### Input
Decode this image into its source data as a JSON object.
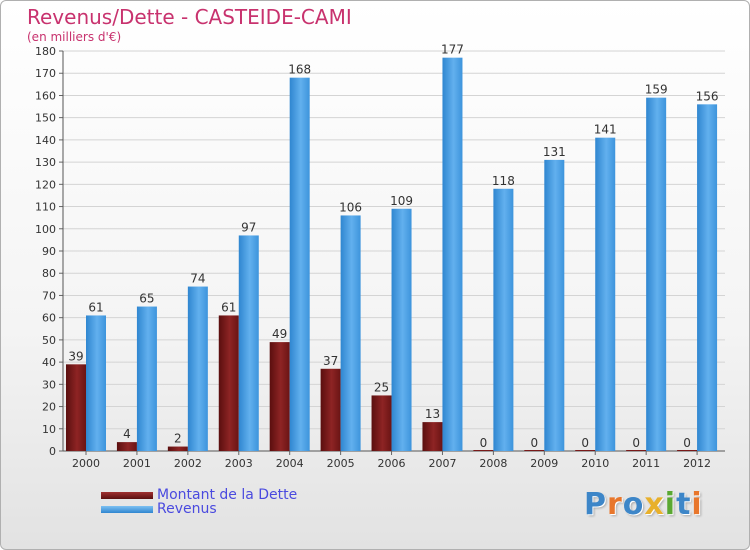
{
  "chart_data": {
    "type": "bar",
    "title": "Revenus/Dette - CASTEIDE-CAMI",
    "subtitle": "(en milliers d'€)",
    "categories": [
      "2000",
      "2001",
      "2002",
      "2003",
      "2004",
      "2005",
      "2006",
      "2007",
      "2008",
      "2009",
      "2010",
      "2011",
      "2012"
    ],
    "series": [
      {
        "name": "Montant de la Dette",
        "color": "#7a1a1a",
        "values": [
          39,
          4,
          2,
          61,
          49,
          37,
          25,
          13,
          0,
          0,
          0,
          0,
          0
        ]
      },
      {
        "name": "Revenus",
        "color": "#4aa0e6",
        "values": [
          61,
          65,
          74,
          97,
          168,
          106,
          109,
          177,
          118,
          131,
          141,
          159,
          156
        ]
      }
    ],
    "ylim": [
      0,
      180
    ],
    "yticks": [
      0,
      10,
      20,
      30,
      40,
      50,
      60,
      70,
      80,
      90,
      100,
      110,
      120,
      130,
      140,
      150,
      160,
      170,
      180
    ],
    "grid": true,
    "legend_position": "bottom-left"
  },
  "logo": {
    "letters": [
      {
        "ch": "P",
        "color": "#3d86c8"
      },
      {
        "ch": "r",
        "color": "#e8762b"
      },
      {
        "ch": "o",
        "color": "#3d86c8"
      },
      {
        "ch": "x",
        "color": "#e8b02b"
      },
      {
        "ch": "i",
        "color": "#5aa832"
      },
      {
        "ch": "t",
        "color": "#3d86c8"
      },
      {
        "ch": "i",
        "color": "#e8762b"
      }
    ]
  }
}
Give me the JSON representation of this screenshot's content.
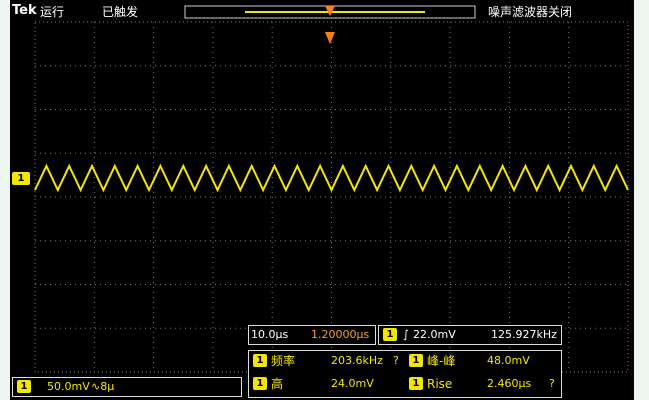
{
  "top_bar": {
    "brand": "Tek",
    "run_state": "运行",
    "trigger_state": "已触发",
    "filter": "噪声滤波器关闭"
  },
  "channel_marker": "1",
  "timebase": {
    "scale": "10.0µs",
    "position": "1.20000µs"
  },
  "trigger": {
    "channel": "1",
    "level": "22.0mV",
    "frequency": "125.927kHz"
  },
  "measurements": [
    {
      "channel": "1",
      "name": "频率",
      "value": "203.6kHz",
      "flag": "?"
    },
    {
      "channel": "1",
      "name": "峰-峰",
      "value": "48.0mV"
    },
    {
      "channel": "1",
      "name": "高",
      "value": "24.0mV"
    },
    {
      "channel": "1",
      "name": "Rise",
      "value": "2.460µs",
      "flag": "?"
    }
  ],
  "channel_readout": {
    "channel": "1",
    "scale": "50.0mV",
    "coupling": "∿8µ"
  }
}
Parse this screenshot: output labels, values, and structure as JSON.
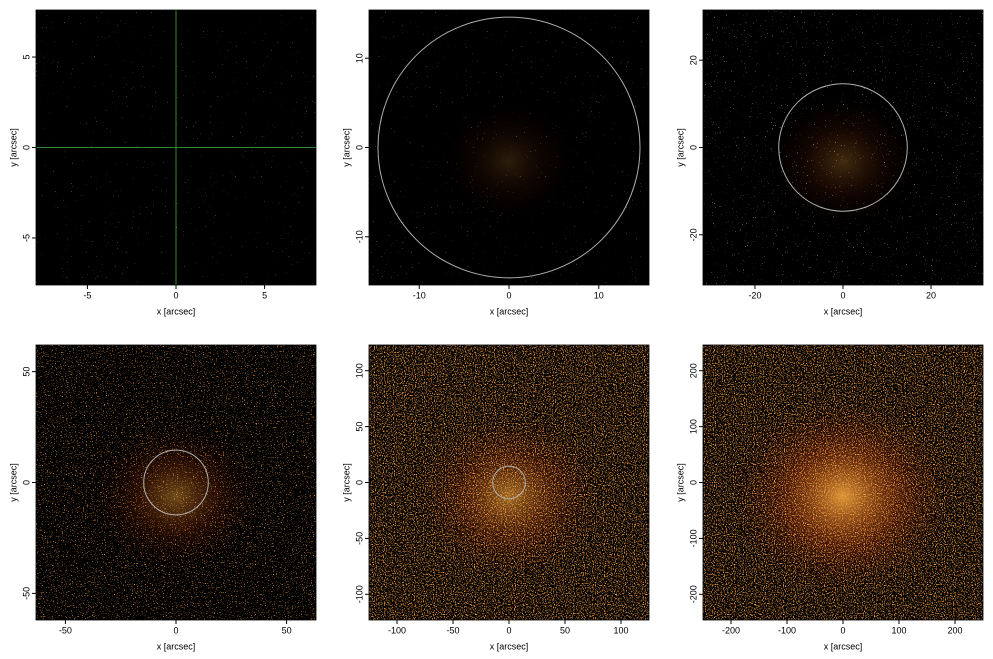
{
  "chart_data": [
    {
      "type": "image",
      "xlabel": "x [arcsec]",
      "ylabel": "y [arcsec]",
      "xlim": [
        -7.9,
        7.9
      ],
      "ylim": [
        -7.6,
        7.6
      ],
      "xticks": [
        -5,
        0,
        5
      ],
      "yticks": [
        -5,
        0,
        5
      ],
      "crosshair": [
        0,
        0
      ],
      "crosshair_color": "#2e8b2e"
    },
    {
      "type": "image",
      "xlabel": "x [arcsec]",
      "ylabel": "y [arcsec]",
      "xlim": [
        -15.6,
        15.6
      ],
      "ylim": [
        -15.4,
        15.4
      ],
      "xticks": [
        -10,
        0,
        10
      ],
      "yticks": [
        -10,
        0,
        10
      ],
      "circle_radius": 14.6,
      "circle_color": "#b0b0b0"
    },
    {
      "type": "image",
      "xlabel": "x [arcsec]",
      "ylabel": "y [arcsec]",
      "xlim": [
        -31.8,
        31.8
      ],
      "ylim": [
        -31.5,
        31.5
      ],
      "xticks": [
        -20,
        0,
        20
      ],
      "yticks": [
        -20,
        0,
        20
      ],
      "circle_radius": 14.6,
      "circle_color": "#b0b0b0"
    },
    {
      "type": "image",
      "xlabel": "x [arcsec]",
      "ylabel": "y [arcsec]",
      "xlim": [
        -63.3,
        63.3
      ],
      "ylim": [
        -62,
        62
      ],
      "xticks": [
        -50,
        0,
        50
      ],
      "yticks": [
        -50,
        0,
        50
      ],
      "circle_radius": 14.6,
      "circle_color": "#b0b0b0"
    },
    {
      "type": "image",
      "xlabel": "x [arcsec]",
      "ylabel": "y [arcsec]",
      "xlim": [
        -125,
        125
      ],
      "ylim": [
        -123,
        123
      ],
      "xticks": [
        -100,
        -50,
        0,
        50,
        100
      ],
      "yticks": [
        -100,
        -50,
        0,
        50,
        100
      ],
      "circle_radius": 14.6,
      "circle_color": "#b0b0b0"
    },
    {
      "type": "image",
      "xlabel": "x [arcsec]",
      "ylabel": "y [arcsec]",
      "xlim": [
        -250,
        250
      ],
      "ylim": [
        -246,
        246
      ],
      "xticks": [
        -200,
        -100,
        0,
        100,
        200
      ],
      "yticks": [
        -200,
        -100,
        0,
        100,
        200
      ]
    }
  ]
}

### Exercise directions
The answer is a single number, the count of lines in the records that contain the string "this".

### Full answer
3